**DIRECTIONS**. Pull every line containing the word "icon" from the records.

**RECORD EXTRACTS**.
------------------------

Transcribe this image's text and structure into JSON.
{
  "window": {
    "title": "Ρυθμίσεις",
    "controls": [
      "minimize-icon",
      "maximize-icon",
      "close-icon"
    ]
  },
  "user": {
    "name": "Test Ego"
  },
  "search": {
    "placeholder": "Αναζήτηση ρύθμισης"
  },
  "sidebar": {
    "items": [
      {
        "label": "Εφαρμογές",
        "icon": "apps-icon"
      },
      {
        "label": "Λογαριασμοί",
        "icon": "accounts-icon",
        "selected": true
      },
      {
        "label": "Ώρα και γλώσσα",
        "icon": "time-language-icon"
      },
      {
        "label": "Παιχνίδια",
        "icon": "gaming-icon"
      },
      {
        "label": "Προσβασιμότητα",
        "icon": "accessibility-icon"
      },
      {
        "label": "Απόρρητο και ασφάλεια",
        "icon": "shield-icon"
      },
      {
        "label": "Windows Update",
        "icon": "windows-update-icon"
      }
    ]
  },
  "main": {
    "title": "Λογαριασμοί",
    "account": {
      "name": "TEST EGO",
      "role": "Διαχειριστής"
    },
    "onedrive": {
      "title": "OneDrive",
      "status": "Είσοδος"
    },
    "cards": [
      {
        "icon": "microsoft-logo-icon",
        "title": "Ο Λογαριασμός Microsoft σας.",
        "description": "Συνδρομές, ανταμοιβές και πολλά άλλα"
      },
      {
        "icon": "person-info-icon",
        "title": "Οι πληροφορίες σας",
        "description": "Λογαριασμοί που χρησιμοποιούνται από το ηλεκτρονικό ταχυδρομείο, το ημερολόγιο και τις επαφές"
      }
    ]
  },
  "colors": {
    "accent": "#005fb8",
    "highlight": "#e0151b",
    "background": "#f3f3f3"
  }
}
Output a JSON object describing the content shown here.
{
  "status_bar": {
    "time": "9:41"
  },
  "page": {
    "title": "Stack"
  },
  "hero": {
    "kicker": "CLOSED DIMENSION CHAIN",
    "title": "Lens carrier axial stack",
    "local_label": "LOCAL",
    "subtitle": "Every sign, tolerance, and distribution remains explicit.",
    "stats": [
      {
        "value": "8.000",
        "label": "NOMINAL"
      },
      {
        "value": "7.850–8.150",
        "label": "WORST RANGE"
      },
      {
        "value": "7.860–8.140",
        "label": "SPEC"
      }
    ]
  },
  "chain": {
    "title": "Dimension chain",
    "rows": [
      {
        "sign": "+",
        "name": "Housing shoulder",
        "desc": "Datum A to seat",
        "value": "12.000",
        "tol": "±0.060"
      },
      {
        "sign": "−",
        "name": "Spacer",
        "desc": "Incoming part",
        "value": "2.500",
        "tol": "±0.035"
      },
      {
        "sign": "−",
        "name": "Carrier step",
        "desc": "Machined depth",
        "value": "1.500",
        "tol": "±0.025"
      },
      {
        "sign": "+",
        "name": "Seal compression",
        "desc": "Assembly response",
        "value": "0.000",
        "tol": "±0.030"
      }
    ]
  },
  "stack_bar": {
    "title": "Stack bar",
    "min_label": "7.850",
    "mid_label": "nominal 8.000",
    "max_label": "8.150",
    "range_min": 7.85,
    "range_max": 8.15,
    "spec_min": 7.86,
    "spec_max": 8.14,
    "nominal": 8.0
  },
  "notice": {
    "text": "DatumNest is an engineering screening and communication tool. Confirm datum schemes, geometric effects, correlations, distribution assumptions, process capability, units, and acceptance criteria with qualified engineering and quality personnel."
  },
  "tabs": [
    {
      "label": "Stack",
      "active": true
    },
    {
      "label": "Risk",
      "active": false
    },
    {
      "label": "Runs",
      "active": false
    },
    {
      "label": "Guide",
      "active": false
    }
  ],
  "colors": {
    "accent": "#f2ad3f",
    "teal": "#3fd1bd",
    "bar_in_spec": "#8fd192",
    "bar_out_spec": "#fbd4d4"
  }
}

------------------------

**EXERCISE SOLUTION**.
      "minimize-icon",
      "maximize-icon",
      "close-icon"
        "icon": "apps-icon"
        "icon": "accounts-icon",
        "icon": "time-language-icon"
        "icon": "gaming-icon"
        "icon": "accessibility-icon"
        "icon": "shield-icon"
        "icon": "windows-update-icon"
        "icon": "microsoft-logo-icon",
        "icon": "person-info-icon",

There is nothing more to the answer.